▶ _Requirements_: Reproduce every entry below precisely; do not include the pictures.

▶ _Source records_:

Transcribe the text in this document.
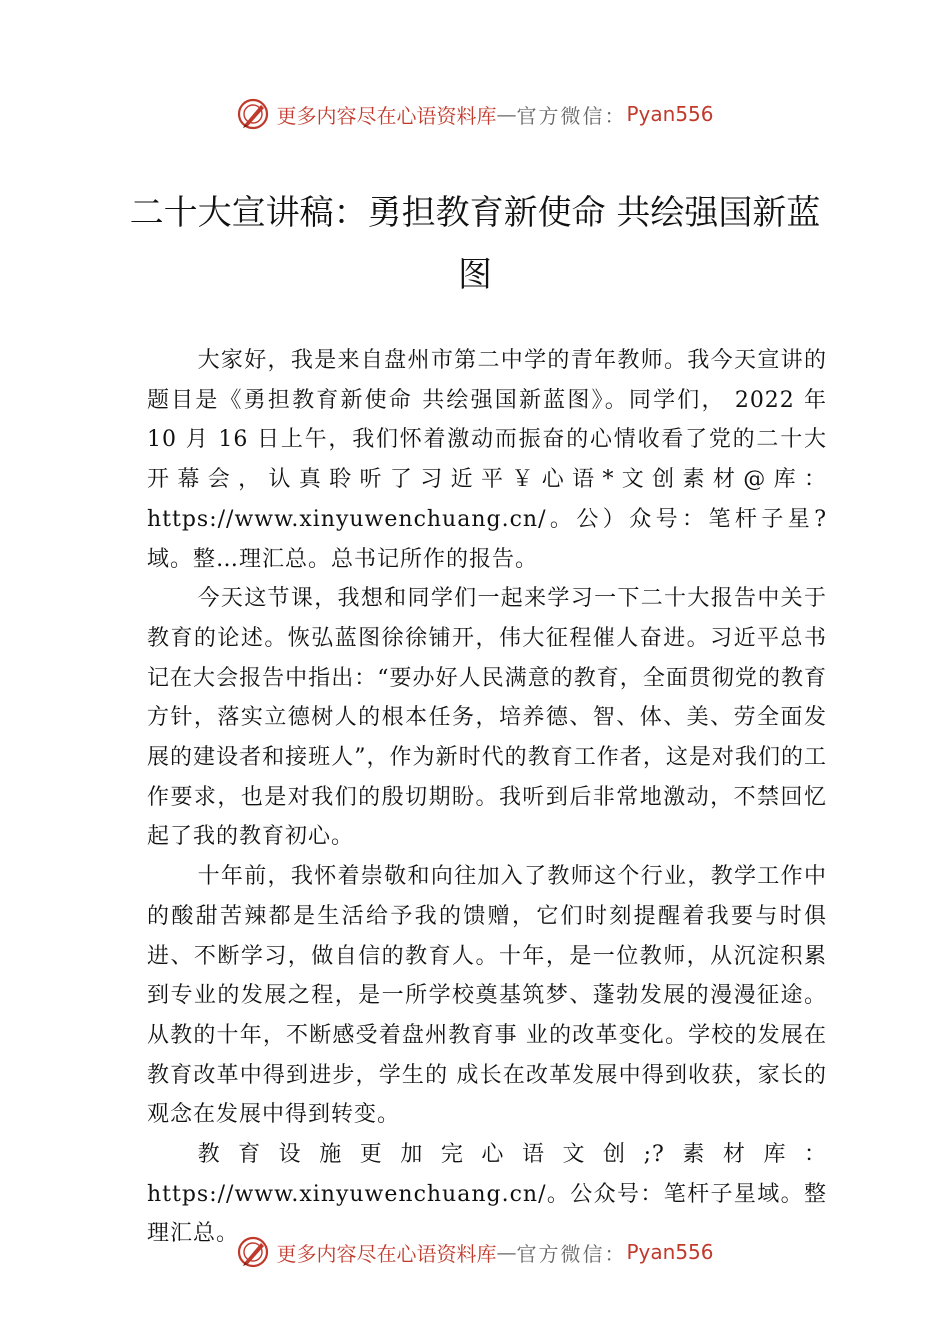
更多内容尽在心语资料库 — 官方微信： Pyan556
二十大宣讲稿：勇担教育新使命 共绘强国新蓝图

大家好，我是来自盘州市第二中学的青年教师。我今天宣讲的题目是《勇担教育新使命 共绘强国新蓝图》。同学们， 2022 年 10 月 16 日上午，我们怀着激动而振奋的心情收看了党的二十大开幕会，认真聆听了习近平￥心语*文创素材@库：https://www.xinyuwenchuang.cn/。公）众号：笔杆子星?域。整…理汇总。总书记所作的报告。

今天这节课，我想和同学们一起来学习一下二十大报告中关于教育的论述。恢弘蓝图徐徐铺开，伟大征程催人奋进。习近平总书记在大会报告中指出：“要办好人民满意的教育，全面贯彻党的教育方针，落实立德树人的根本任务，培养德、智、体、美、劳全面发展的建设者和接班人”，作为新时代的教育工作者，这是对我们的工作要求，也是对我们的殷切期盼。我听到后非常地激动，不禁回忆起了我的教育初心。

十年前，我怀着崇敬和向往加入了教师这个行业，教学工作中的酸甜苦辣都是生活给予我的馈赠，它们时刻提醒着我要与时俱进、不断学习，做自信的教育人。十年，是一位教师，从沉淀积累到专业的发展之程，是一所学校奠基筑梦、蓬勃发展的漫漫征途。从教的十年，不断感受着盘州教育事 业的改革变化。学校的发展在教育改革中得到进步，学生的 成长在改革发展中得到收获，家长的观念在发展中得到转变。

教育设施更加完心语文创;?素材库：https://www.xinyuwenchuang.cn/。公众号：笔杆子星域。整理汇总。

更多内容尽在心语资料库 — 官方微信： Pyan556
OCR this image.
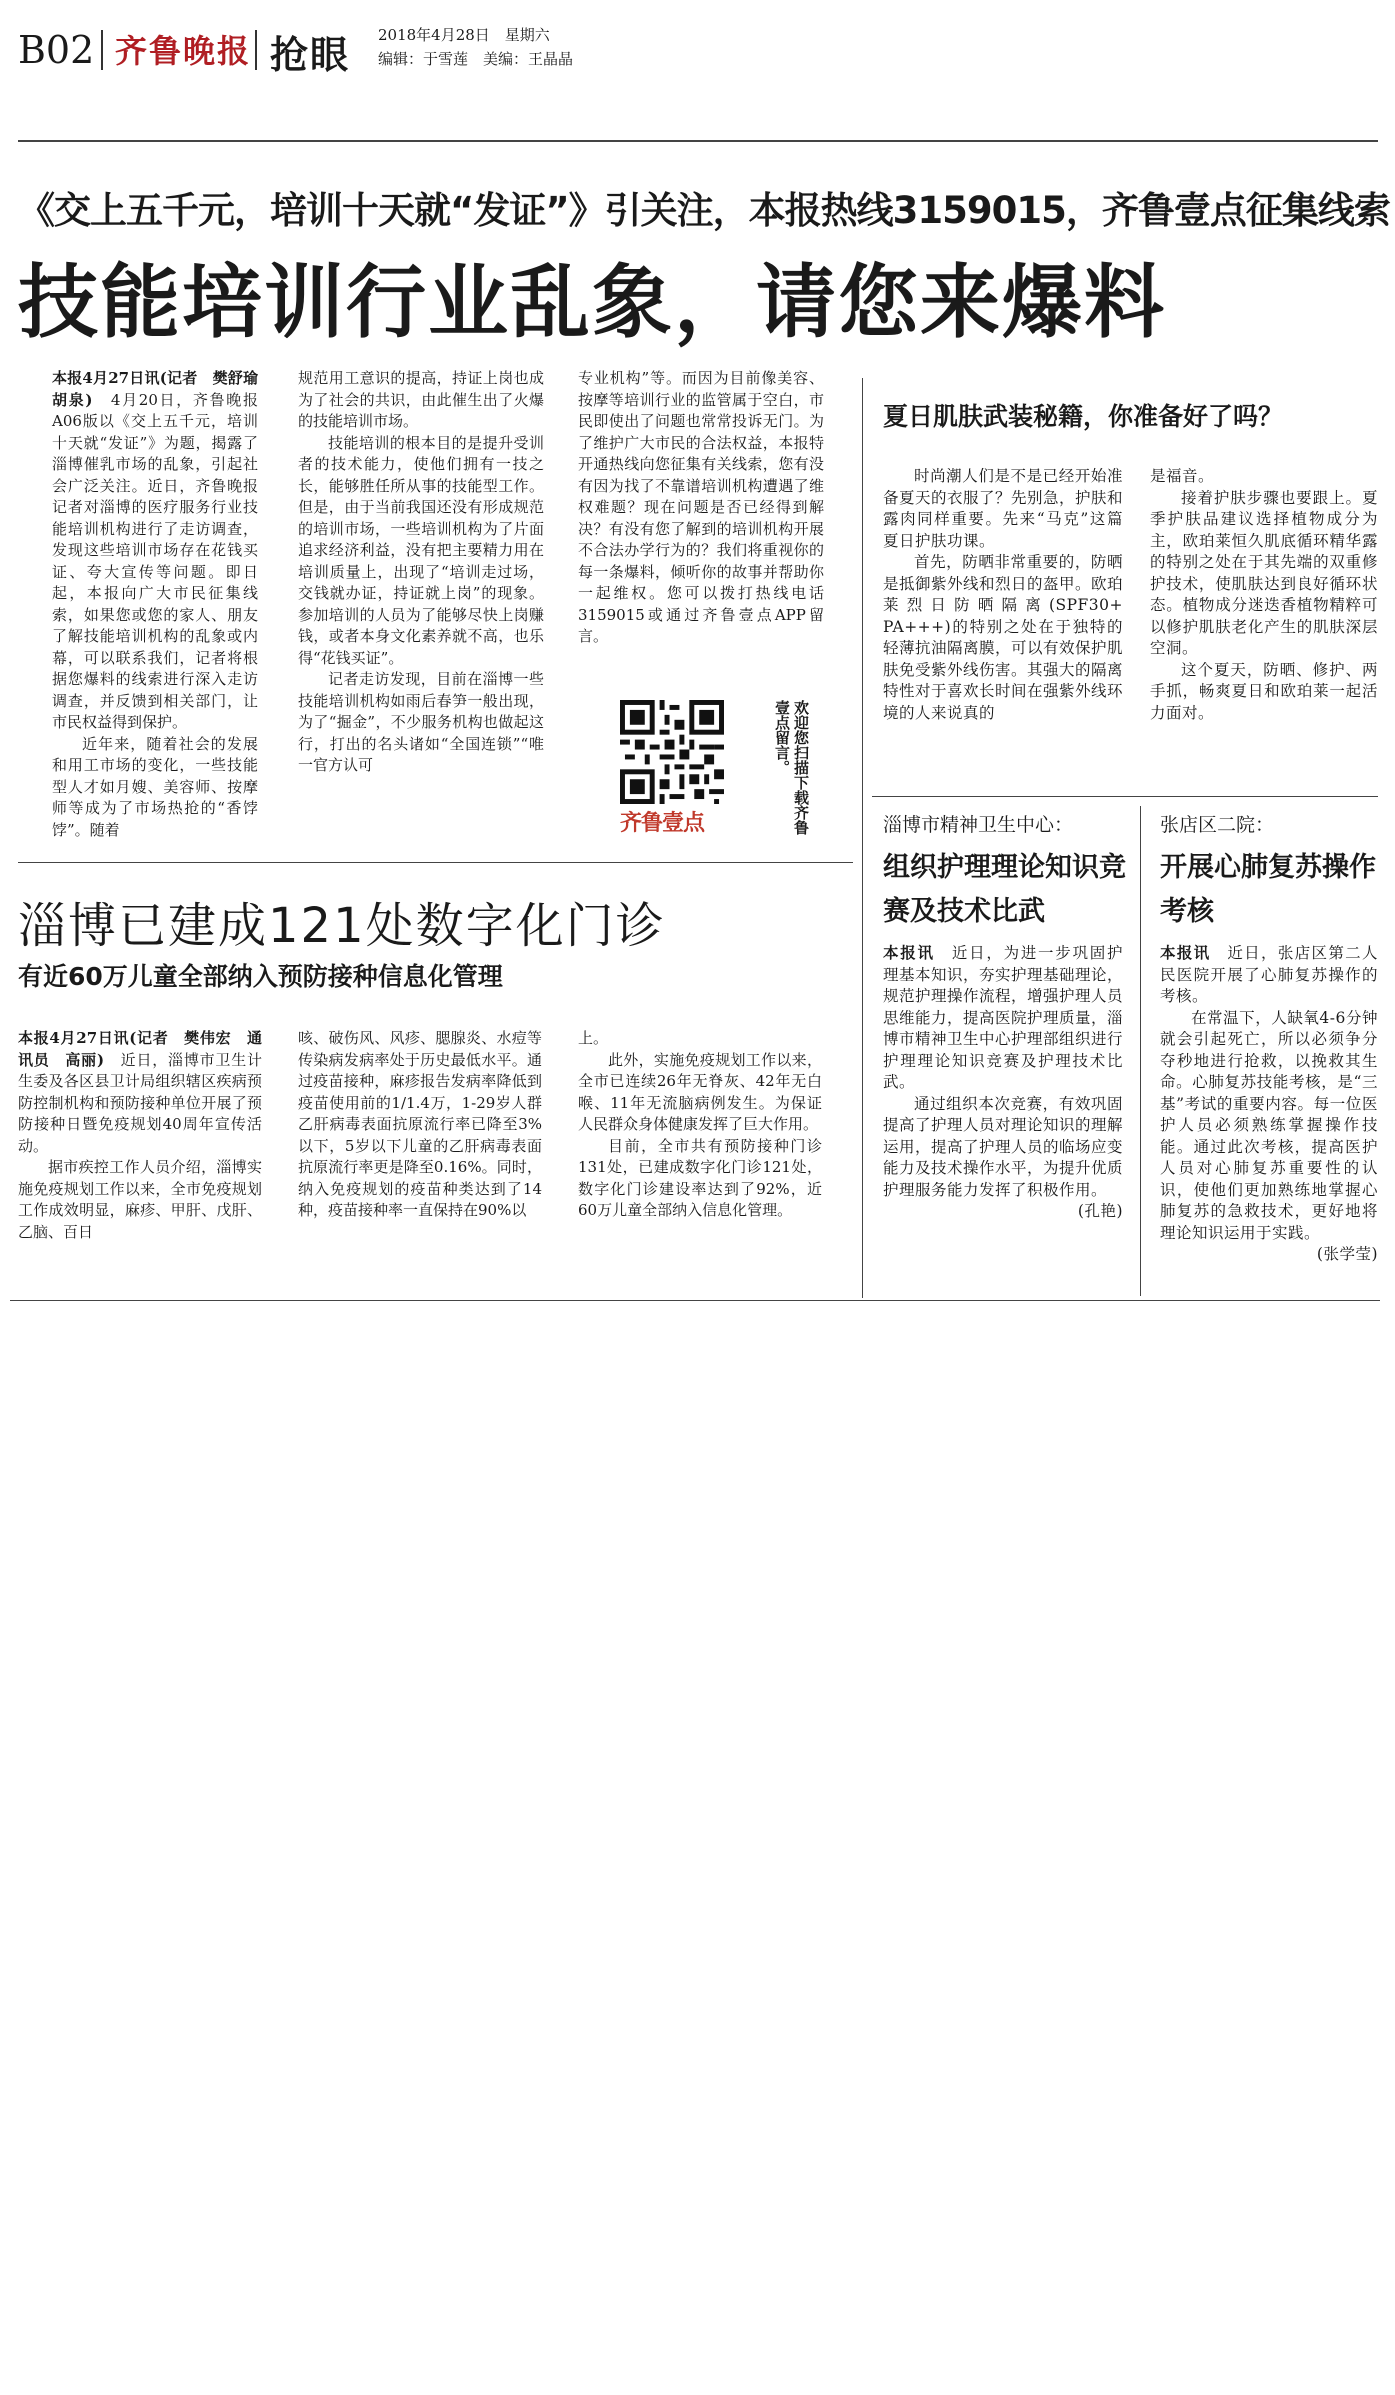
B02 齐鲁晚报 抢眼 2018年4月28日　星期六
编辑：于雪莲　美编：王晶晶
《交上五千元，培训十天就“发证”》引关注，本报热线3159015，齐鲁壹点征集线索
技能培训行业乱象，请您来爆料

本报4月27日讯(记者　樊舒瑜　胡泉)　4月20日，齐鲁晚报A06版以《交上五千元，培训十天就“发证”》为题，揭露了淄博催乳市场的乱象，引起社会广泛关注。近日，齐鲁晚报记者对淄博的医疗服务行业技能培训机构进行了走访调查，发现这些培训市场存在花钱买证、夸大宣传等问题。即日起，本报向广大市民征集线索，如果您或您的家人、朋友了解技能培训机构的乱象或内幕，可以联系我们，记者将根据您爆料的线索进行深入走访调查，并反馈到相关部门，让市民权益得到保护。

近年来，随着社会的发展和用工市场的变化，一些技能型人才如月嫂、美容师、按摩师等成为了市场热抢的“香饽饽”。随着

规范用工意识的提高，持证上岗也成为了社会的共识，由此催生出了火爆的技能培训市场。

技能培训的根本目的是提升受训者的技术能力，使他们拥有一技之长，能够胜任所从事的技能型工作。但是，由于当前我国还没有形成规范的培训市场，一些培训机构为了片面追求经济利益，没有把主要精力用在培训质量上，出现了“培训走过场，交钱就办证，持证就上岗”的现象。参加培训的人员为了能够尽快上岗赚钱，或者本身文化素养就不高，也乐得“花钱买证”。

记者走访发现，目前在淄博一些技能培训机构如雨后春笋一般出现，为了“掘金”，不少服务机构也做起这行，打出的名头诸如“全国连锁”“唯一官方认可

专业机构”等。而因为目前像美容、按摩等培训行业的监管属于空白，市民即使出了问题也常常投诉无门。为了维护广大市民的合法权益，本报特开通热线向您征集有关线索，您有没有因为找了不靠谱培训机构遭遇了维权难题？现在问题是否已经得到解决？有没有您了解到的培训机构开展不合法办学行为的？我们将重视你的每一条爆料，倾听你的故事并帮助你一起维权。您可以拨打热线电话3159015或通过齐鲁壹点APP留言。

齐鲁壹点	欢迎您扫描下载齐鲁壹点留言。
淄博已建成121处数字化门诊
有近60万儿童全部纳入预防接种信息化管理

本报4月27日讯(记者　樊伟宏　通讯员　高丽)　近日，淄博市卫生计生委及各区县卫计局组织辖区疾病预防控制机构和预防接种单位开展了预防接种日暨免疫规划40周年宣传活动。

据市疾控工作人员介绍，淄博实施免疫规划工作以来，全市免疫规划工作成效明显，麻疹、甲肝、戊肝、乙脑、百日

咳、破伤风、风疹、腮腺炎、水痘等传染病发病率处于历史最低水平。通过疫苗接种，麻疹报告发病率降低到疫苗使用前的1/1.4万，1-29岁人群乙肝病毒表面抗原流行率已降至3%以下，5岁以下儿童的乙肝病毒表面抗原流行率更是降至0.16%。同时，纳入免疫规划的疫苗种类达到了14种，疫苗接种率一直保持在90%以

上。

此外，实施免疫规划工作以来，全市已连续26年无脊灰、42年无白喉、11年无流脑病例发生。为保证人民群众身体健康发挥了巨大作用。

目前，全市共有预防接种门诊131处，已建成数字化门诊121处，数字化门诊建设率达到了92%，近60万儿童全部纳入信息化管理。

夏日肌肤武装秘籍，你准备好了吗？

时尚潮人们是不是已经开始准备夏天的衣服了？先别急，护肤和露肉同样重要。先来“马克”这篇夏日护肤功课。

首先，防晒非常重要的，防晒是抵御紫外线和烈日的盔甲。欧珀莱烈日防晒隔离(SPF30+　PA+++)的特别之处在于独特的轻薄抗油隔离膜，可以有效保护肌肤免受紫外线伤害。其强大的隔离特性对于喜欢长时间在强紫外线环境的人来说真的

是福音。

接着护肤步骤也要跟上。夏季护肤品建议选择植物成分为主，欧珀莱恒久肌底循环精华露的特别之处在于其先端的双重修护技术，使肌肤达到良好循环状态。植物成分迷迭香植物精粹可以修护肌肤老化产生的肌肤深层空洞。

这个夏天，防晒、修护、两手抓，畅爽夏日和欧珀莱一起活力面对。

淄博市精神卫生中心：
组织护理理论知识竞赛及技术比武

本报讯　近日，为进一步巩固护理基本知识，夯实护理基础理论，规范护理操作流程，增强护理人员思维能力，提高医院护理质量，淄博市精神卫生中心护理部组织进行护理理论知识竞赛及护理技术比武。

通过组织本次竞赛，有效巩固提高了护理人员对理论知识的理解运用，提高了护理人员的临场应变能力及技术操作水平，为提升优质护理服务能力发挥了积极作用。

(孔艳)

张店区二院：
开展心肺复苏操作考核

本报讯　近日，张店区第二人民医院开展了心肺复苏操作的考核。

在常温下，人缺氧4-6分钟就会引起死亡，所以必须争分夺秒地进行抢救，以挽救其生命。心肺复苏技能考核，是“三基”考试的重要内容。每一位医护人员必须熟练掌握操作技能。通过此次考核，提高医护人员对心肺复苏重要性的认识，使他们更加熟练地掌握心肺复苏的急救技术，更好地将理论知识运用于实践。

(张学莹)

▶ _Solution_:
Transcribe the text in this document.
更多内容尽在心语资料库 — 官方微信： Pyan556
二十大宣讲稿：勇担教育新使命 共绘强国新蓝图

大家好，我是来自盘州市第二中学的青年教师。我今天宣讲的题目是《勇担教育新使命 共绘强国新蓝图》。同学们， 2022 年 10 月 16 日上午，我们怀着激动而振奋的心情收看了党的二十大开幕会，认真聆听了习近平￥心语*文创素材@库：https://www.xinyuwenchuang.cn/。公）众号：笔杆子星?域。整…理汇总。总书记所作的报告。

今天这节课，我想和同学们一起来学习一下二十大报告中关于教育的论述。恢弘蓝图徐徐铺开，伟大征程催人奋进。习近平总书记在大会报告中指出：“要办好人民满意的教育，全面贯彻党的教育方针，落实立德树人的根本任务，培养德、智、体、美、劳全面发展的建设者和接班人”，作为新时代的教育工作者，这是对我们的工作要求，也是对我们的殷切期盼。我听到后非常地激动，不禁回忆起了我的教育初心。

十年前，我怀着崇敬和向往加入了教师这个行业，教学工作中的酸甜苦辣都是生活给予我的馈赠，它们时刻提醒着我要与时俱进、不断学习，做自信的教育人。十年，是一位教师，从沉淀积累到专业的发展之程，是一所学校奠基筑梦、蓬勃发展的漫漫征途。从教的十年，不断感受着盘州教育事 业的改革变化。学校的发展在教育改革中得到进步，学生的 成长在改革发展中得到收获，家长的观念在发展中得到转变。

教育设施更加完心语文创;?素材库：https://www.xinyuwenchuang.cn/。公众号：笔杆子星域。整理汇总。

更多内容尽在心语资料库 — 官方微信： Pyan556
OCR this image.
B02 齐鲁晚报 抢眼 2018年4月28日　星期六
编辑：于雪莲　美编：王晶晶
《交上五千元，培训十天就“发证”》引关注，本报热线3159015，齐鲁壹点征集线索
技能培训行业乱象，请您来爆料

本报4月27日讯(记者　樊舒瑜　胡泉)　4月20日，齐鲁晚报A06版以《交上五千元，培训十天就“发证”》为题，揭露了淄博催乳市场的乱象，引起社会广泛关注。近日，齐鲁晚报记者对淄博的医疗服务行业技能培训机构进行了走访调查，发现这些培训市场存在花钱买证、夸大宣传等问题。即日起，本报向广大市民征集线索，如果您或您的家人、朋友了解技能培训机构的乱象或内幕，可以联系我们，记者将根据您爆料的线索进行深入走访调查，并反馈到相关部门，让市民权益得到保护。

近年来，随着社会的发展和用工市场的变化，一些技能型人才如月嫂、美容师、按摩师等成为了市场热抢的“香饽饽”。随着

规范用工意识的提高，持证上岗也成为了社会的共识，由此催生出了火爆的技能培训市场。

技能培训的根本目的是提升受训者的技术能力，使他们拥有一技之长，能够胜任所从事的技能型工作。但是，由于当前我国还没有形成规范的培训市场，一些培训机构为了片面追求经济利益，没有把主要精力用在培训质量上，出现了“培训走过场，交钱就办证，持证就上岗”的现象。参加培训的人员为了能够尽快上岗赚钱，或者本身文化素养就不高，也乐得“花钱买证”。

记者走访发现，目前在淄博一些技能培训机构如雨后春笋一般出现，为了“掘金”，不少服务机构也做起这行，打出的名头诸如“全国连锁”“唯一官方认可

专业机构”等。而因为目前像美容、按摩等培训行业的监管属于空白，市民即使出了问题也常常投诉无门。为了维护广大市民的合法权益，本报特开通热线向您征集有关线索，您有没有因为找了不靠谱培训机构遭遇了维权难题？现在问题是否已经得到解决？有没有您了解到的培训机构开展不合法办学行为的？我们将重视你的每一条爆料，倾听你的故事并帮助你一起维权。您可以拨打热线电话3159015或通过齐鲁壹点APP留言。

齐鲁壹点	欢迎您扫描下载齐鲁壹点留言。
淄博已建成121处数字化门诊
有近60万儿童全部纳入预防接种信息化管理

本报4月27日讯(记者　樊伟宏　通讯员　高丽)　近日，淄博市卫生计生委及各区县卫计局组织辖区疾病预防控制机构和预防接种单位开展了预防接种日暨免疫规划40周年宣传活动。

据市疾控工作人员介绍，淄博实施免疫规划工作以来，全市免疫规划工作成效明显，麻疹、甲肝、戊肝、乙脑、百日

咳、破伤风、风疹、腮腺炎、水痘等传染病发病率处于历史最低水平。通过疫苗接种，麻疹报告发病率降低到疫苗使用前的1/1.4万，1-29岁人群乙肝病毒表面抗原流行率已降至3%以下，5岁以下儿童的乙肝病毒表面抗原流行率更是降至0.16%。同时，纳入免疫规划的疫苗种类达到了14种，疫苗接种率一直保持在90%以

上。

此外，实施免疫规划工作以来，全市已连续26年无脊灰、42年无白喉、11年无流脑病例发生。为保证人民群众身体健康发挥了巨大作用。

目前，全市共有预防接种门诊131处，已建成数字化门诊121处，数字化门诊建设率达到了92%，近60万儿童全部纳入信息化管理。

夏日肌肤武装秘籍，你准备好了吗？

时尚潮人们是不是已经开始准备夏天的衣服了？先别急，护肤和露肉同样重要。先来“马克”这篇夏日护肤功课。

首先，防晒非常重要的，防晒是抵御紫外线和烈日的盔甲。欧珀莱烈日防晒隔离(SPF30+　PA+++)的特别之处在于独特的轻薄抗油隔离膜，可以有效保护肌肤免受紫外线伤害。其强大的隔离特性对于喜欢长时间在强紫外线环境的人来说真的

是福音。

接着护肤步骤也要跟上。夏季护肤品建议选择植物成分为主，欧珀莱恒久肌底循环精华露的特别之处在于其先端的双重修护技术，使肌肤达到良好循环状态。植物成分迷迭香植物精粹可以修护肌肤老化产生的肌肤深层空洞。

这个夏天，防晒、修护、两手抓，畅爽夏日和欧珀莱一起活力面对。

淄博市精神卫生中心：
组织护理理论知识竞赛及技术比武

本报讯　近日，为进一步巩固护理基本知识，夯实护理基础理论，规范护理操作流程，增强护理人员思维能力，提高医院护理质量，淄博市精神卫生中心护理部组织进行护理理论知识竞赛及护理技术比武。

通过组织本次竞赛，有效巩固提高了护理人员对理论知识的理解运用，提高了护理人员的临场应变能力及技术操作水平，为提升优质护理服务能力发挥了积极作用。

(孔艳)

张店区二院：
开展心肺复苏操作考核

本报讯　近日，张店区第二人民医院开展了心肺复苏操作的考核。

在常温下，人缺氧4-6分钟就会引起死亡，所以必须争分夺秒地进行抢救，以挽救其生命。心肺复苏技能考核，是“三基”考试的重要内容。每一位医护人员必须熟练掌握操作技能。通过此次考核，提高医护人员对心肺复苏重要性的认识，使他们更加熟练地掌握心肺复苏的急救技术，更好地将理论知识运用于实践。

(张学莹)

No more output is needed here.